• TASK OBJECTIVE:
Repeat exactly each line of the data provided below.

··· DATA PROVIDED

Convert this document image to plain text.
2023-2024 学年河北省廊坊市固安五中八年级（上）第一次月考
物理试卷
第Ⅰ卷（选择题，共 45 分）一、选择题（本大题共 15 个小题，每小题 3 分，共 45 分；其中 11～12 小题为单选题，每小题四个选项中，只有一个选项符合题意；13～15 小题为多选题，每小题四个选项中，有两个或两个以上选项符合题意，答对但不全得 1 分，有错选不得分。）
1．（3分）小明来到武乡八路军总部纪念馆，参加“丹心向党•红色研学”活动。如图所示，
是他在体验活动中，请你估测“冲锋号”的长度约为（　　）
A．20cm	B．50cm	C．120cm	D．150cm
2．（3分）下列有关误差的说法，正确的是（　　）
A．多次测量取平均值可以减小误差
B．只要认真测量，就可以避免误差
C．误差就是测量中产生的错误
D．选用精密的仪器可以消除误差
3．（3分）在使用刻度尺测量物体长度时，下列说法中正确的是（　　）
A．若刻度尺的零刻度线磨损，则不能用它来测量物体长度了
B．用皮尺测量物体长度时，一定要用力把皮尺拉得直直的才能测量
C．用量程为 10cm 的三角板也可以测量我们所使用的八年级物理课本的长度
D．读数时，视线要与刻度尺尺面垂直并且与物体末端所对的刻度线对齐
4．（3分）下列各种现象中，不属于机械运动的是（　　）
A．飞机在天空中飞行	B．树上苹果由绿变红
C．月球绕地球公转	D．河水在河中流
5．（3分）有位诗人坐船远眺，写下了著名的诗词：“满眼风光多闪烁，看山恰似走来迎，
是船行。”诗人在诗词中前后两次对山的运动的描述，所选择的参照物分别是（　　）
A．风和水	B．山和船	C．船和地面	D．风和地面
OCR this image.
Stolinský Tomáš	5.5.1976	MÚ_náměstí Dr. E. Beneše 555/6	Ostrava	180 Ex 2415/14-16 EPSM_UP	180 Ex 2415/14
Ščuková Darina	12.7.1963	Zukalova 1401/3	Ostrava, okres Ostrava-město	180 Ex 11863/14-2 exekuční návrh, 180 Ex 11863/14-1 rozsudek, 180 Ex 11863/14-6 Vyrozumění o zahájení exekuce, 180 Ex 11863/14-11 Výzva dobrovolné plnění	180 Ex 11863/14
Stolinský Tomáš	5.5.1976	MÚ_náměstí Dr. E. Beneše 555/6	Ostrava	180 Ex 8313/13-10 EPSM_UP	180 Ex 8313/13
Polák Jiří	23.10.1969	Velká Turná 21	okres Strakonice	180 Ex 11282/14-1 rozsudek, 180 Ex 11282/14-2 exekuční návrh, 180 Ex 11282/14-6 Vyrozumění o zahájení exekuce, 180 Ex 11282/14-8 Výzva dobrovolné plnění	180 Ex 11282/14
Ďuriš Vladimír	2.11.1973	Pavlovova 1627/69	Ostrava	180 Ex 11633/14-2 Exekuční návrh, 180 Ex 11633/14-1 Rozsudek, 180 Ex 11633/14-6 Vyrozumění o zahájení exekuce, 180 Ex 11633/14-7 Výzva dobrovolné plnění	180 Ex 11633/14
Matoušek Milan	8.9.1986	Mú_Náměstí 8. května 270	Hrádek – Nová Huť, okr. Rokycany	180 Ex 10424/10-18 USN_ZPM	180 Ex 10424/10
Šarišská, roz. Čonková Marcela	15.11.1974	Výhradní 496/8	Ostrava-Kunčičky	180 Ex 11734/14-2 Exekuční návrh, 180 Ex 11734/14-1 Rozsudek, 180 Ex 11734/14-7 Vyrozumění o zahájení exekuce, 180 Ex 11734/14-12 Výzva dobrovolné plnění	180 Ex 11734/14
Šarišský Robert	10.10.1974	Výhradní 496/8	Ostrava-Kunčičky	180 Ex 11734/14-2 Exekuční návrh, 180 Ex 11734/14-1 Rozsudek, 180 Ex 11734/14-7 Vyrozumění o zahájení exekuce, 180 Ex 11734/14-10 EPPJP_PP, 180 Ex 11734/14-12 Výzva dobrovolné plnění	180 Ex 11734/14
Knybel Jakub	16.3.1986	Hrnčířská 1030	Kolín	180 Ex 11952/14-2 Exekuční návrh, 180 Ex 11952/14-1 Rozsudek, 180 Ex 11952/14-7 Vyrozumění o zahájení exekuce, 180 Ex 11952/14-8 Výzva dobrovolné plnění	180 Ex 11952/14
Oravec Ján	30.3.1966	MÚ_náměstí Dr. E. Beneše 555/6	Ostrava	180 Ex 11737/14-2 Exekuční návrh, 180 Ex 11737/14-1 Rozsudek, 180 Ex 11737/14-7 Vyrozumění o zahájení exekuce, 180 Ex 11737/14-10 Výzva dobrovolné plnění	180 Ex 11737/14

······

• SOLUTION TO THIS PROBLEM:
Convert this document image to plain text.
2023-2024 学年河北省廊坊市固安五中八年级（上）第一次月考
物理试卷
第Ⅰ卷（选择题，共 45 分）一、选择题（本大题共 15 个小题，每小题 3 分，共 45 分；其中 11～12 小题为单选题，每小题四个选项中，只有一个选项符合题意；13～15 小题为多选题，每小题四个选项中，有两个或两个以上选项符合题意，答对但不全得 1 分，有错选不得分。）
1．（3分）小明来到武乡八路军总部纪念馆，参加“丹心向党•红色研学”活动。如图所示，
是他在体验活动中，请你估测“冲锋号”的长度约为（　　）
A．20cm	B．50cm	C．120cm	D．150cm
2．（3分）下列有关误差的说法，正确的是（　　）
A．多次测量取平均值可以减小误差
B．只要认真测量，就可以避免误差
C．误差就是测量中产生的错误
D．选用精密的仪器可以消除误差
3．（3分）在使用刻度尺测量物体长度时，下列说法中正确的是（　　）
A．若刻度尺的零刻度线磨损，则不能用它来测量物体长度了
B．用皮尺测量物体长度时，一定要用力把皮尺拉得直直的才能测量
C．用量程为 10cm 的三角板也可以测量我们所使用的八年级物理课本的长度
D．读数时，视线要与刻度尺尺面垂直并且与物体末端所对的刻度线对齐
4．（3分）下列各种现象中，不属于机械运动的是（　　）
A．飞机在天空中飞行	B．树上苹果由绿变红
C．月球绕地球公转	D．河水在河中流
5．（3分）有位诗人坐船远眺，写下了著名的诗词：“满眼风光多闪烁，看山恰似走来迎，
是船行。”诗人在诗词中前后两次对山的运动的描述，所选择的参照物分别是（　　）
A．风和水	B．山和船	C．船和地面	D．风和地面
OCR this image.
Stolinský Tomáš	5.5.1976	MÚ_náměstí Dr. E. Beneše 555/6	Ostrava	180 Ex 2415/14-16 EPSM_UP	180 Ex 2415/14
Ščuková Darina	12.7.1963	Zukalova 1401/3	Ostrava, okres Ostrava-město	180 Ex 11863/14-2 exekuční návrh, 180 Ex 11863/14-1 rozsudek, 180 Ex 11863/14-6 Vyrozumění o zahájení exekuce, 180 Ex 11863/14-11 Výzva dobrovolné plnění	180 Ex 11863/14
Stolinský Tomáš	5.5.1976	MÚ_náměstí Dr. E. Beneše 555/6	Ostrava	180 Ex 8313/13-10 EPSM_UP	180 Ex 8313/13
Polák Jiří	23.10.1969	Velká Turná 21	okres Strakonice	180 Ex 11282/14-1 rozsudek, 180 Ex 11282/14-2 exekuční návrh, 180 Ex 11282/14-6 Vyrozumění o zahájení exekuce, 180 Ex 11282/14-8 Výzva dobrovolné plnění	180 Ex 11282/14
Ďuriš Vladimír	2.11.1973	Pavlovova 1627/69	Ostrava	180 Ex 11633/14-2 Exekuční návrh, 180 Ex 11633/14-1 Rozsudek, 180 Ex 11633/14-6 Vyrozumění o zahájení exekuce, 180 Ex 11633/14-7 Výzva dobrovolné plnění	180 Ex 11633/14
Matoušek Milan	8.9.1986	Mú_Náměstí 8. května 270	Hrádek – Nová Huť, okr. Rokycany	180 Ex 10424/10-18 USN_ZPM	180 Ex 10424/10
Šarišská, roz. Čonková Marcela	15.11.1974	Výhradní 496/8	Ostrava-Kunčičky	180 Ex 11734/14-2 Exekuční návrh, 180 Ex 11734/14-1 Rozsudek, 180 Ex 11734/14-7 Vyrozumění o zahájení exekuce, 180 Ex 11734/14-12 Výzva dobrovolné plnění	180 Ex 11734/14
Šarišský Robert	10.10.1974	Výhradní 496/8	Ostrava-Kunčičky	180 Ex 11734/14-2 Exekuční návrh, 180 Ex 11734/14-1 Rozsudek, 180 Ex 11734/14-7 Vyrozumění o zahájení exekuce, 180 Ex 11734/14-10 EPPJP_PP, 180 Ex 11734/14-12 Výzva dobrovolné plnění	180 Ex 11734/14
Knybel Jakub	16.3.1986	Hrnčířská 1030	Kolín	180 Ex 11952/14-2 Exekuční návrh, 180 Ex 11952/14-1 Rozsudek, 180 Ex 11952/14-7 Vyrozumění o zahájení exekuce, 180 Ex 11952/14-8 Výzva dobrovolné plnění	180 Ex 11952/14
Oravec Ján	30.3.1966	MÚ_náměstí Dr. E. Beneše 555/6	Ostrava	180 Ex 11737/14-2 Exekuční návrh, 180 Ex 11737/14-1 Rozsudek, 180 Ex 11737/14-7 Vyrozumění o zahájení exekuce, 180 Ex 11737/14-10 Výzva dobrovolné plnění	180 Ex 11737/14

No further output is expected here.